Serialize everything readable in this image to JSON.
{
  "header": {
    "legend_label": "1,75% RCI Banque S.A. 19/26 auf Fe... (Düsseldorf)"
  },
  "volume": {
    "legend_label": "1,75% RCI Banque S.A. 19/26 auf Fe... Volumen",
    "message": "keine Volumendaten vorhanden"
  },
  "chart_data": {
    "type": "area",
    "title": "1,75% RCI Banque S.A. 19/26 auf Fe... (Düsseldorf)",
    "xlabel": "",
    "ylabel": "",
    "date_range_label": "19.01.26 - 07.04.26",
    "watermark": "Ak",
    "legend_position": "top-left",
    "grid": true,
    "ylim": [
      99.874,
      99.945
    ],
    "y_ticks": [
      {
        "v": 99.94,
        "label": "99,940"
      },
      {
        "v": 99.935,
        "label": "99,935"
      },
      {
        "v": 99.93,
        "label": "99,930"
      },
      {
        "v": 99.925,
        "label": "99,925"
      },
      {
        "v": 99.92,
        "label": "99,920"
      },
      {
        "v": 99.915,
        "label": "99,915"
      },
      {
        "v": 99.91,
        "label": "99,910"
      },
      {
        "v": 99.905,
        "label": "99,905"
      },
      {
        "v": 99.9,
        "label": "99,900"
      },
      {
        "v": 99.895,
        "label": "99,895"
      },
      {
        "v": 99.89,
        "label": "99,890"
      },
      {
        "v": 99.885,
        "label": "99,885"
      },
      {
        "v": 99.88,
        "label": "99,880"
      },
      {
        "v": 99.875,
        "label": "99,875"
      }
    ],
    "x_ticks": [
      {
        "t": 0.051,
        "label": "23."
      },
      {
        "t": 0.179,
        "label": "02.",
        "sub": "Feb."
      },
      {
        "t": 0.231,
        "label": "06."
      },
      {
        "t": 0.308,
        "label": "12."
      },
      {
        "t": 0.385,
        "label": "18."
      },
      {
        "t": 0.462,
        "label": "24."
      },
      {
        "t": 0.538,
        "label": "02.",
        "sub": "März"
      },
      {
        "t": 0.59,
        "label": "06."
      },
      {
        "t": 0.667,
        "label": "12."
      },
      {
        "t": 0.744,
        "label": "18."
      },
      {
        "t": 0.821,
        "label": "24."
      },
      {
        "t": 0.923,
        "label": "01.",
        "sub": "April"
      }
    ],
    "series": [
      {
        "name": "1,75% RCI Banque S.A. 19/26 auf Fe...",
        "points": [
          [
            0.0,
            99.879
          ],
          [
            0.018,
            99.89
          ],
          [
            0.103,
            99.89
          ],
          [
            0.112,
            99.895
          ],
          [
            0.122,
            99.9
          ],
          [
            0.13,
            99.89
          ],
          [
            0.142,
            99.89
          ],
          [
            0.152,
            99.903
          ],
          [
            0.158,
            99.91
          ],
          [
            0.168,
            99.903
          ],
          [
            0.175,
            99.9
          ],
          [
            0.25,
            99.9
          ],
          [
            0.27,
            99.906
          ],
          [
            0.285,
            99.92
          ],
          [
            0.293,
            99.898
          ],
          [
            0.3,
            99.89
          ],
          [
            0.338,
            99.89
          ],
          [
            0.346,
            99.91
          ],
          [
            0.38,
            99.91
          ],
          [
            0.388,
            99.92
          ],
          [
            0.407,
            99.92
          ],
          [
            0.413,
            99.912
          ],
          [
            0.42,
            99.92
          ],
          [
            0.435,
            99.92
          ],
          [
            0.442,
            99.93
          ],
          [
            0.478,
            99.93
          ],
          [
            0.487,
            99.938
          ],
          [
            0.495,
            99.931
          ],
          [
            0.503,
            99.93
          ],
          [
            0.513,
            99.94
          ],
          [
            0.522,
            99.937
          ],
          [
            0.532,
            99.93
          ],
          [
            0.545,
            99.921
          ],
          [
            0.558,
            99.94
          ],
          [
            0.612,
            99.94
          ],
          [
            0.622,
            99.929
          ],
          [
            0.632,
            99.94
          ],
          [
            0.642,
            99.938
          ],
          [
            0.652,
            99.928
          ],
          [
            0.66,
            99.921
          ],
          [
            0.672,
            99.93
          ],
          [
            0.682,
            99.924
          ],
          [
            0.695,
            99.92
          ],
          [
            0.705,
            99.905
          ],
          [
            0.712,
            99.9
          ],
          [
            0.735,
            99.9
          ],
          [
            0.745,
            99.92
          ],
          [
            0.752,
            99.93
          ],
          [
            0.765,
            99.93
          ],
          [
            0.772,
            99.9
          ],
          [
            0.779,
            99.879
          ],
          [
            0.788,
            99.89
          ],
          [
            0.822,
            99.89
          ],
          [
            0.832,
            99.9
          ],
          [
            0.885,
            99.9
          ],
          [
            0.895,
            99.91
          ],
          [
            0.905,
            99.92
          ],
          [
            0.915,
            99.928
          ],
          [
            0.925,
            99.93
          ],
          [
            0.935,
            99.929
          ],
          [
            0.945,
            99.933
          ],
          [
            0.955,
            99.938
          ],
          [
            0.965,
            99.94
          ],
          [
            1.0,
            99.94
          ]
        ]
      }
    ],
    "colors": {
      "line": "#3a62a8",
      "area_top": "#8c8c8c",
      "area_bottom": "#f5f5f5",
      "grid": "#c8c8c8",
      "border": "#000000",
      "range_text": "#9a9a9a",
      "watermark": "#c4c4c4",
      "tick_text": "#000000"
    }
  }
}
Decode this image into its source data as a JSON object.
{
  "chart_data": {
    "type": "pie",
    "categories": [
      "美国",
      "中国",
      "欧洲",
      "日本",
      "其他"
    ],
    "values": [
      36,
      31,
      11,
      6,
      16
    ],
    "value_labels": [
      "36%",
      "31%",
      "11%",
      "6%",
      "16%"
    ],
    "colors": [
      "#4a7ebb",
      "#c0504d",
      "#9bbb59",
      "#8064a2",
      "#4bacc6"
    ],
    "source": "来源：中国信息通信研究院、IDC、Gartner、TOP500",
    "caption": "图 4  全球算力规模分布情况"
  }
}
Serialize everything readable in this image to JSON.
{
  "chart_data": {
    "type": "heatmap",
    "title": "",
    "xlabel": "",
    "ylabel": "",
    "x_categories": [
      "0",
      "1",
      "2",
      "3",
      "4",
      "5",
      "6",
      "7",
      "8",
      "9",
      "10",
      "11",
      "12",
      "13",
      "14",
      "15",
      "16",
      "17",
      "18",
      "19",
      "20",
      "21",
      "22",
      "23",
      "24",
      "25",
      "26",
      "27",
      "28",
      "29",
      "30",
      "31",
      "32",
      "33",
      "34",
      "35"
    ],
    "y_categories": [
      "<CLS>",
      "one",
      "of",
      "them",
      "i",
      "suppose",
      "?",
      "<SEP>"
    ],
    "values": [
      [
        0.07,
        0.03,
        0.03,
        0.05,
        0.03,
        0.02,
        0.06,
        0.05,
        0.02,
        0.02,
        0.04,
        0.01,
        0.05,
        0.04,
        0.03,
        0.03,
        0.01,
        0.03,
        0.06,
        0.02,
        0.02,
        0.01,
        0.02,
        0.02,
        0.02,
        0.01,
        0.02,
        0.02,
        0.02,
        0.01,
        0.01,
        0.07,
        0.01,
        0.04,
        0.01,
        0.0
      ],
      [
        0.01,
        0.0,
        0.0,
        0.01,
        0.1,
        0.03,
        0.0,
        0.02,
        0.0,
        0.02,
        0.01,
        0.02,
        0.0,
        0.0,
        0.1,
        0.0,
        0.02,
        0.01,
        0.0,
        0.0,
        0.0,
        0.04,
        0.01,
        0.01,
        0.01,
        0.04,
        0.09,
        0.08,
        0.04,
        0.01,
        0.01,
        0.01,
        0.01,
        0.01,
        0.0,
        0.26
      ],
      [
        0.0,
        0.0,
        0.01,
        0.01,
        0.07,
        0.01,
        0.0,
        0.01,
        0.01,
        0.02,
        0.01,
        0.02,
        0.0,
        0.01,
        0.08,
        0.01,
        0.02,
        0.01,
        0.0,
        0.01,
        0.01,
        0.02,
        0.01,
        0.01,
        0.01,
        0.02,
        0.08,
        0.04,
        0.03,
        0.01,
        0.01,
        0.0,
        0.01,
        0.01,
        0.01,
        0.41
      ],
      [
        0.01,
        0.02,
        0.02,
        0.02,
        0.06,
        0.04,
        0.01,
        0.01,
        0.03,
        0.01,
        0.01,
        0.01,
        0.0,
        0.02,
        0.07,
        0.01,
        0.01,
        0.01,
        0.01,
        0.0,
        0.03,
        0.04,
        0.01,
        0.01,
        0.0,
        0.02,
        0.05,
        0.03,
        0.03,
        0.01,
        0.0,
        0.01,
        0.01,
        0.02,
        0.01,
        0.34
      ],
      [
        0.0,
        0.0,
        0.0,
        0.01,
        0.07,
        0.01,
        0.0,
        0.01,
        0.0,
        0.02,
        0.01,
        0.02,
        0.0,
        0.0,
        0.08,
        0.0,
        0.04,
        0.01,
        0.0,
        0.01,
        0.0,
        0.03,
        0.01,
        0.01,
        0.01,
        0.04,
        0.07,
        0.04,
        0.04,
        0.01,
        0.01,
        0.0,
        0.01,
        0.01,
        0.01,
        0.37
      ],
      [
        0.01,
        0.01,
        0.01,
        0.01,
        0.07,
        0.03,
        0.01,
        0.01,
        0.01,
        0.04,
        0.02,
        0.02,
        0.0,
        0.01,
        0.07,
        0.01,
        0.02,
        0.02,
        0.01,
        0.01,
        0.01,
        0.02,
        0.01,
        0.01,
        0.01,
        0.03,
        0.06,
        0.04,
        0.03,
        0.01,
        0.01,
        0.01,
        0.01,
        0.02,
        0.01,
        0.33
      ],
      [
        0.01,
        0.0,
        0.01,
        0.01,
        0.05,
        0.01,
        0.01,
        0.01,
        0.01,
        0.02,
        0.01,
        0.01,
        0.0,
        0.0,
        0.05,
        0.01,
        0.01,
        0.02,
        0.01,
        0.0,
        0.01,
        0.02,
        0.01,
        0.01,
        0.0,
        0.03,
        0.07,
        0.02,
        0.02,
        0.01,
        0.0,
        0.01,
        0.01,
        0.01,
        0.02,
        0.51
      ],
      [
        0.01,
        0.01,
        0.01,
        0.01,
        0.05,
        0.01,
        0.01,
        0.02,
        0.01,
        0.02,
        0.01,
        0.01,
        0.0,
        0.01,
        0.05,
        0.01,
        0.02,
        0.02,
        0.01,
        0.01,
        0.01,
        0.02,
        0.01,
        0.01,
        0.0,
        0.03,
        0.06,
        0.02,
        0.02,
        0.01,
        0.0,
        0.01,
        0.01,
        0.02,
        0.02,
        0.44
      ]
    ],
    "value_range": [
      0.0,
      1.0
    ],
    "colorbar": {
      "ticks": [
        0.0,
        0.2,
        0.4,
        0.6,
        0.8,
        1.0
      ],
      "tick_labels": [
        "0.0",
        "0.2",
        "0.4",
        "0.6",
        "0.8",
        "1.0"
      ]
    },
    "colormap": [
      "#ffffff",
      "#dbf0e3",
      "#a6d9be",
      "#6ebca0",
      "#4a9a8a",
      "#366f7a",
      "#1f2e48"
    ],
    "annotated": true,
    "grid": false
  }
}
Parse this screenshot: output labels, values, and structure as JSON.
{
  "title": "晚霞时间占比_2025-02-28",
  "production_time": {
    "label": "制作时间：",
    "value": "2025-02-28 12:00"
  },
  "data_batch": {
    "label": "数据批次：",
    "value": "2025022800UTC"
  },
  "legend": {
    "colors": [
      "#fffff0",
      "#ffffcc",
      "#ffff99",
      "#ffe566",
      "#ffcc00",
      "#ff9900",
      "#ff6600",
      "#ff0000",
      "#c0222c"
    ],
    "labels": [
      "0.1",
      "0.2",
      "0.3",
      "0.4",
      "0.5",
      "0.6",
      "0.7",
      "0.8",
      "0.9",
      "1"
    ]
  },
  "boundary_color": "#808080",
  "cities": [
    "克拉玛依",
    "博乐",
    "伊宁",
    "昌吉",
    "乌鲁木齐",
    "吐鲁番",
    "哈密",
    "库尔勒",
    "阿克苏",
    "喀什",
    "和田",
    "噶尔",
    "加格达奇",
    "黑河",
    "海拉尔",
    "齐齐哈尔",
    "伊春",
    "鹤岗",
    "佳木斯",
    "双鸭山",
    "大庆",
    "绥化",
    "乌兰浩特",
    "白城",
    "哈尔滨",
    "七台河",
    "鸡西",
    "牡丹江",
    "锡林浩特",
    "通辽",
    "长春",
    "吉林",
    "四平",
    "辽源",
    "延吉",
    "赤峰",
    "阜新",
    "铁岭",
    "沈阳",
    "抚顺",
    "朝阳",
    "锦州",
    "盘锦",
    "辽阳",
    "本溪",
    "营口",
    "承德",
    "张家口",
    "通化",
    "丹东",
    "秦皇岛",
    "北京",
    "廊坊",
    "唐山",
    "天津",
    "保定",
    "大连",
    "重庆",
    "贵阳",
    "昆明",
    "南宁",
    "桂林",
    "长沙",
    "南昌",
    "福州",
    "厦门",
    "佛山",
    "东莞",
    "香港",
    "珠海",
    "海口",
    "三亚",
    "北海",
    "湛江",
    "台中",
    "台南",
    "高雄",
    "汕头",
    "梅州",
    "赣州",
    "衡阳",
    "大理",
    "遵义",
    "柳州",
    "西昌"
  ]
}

######

* What is being asked
Give every line of the material that includes the string "Düsseldorf".

* Worked answer
    "legend_label": "1,75% RCI Banque S.A. 19/26 auf Fe... (Düsseldorf)"
    "title": "1,75% RCI Banque S.A. 19/26 auf Fe... (Düsseldorf)",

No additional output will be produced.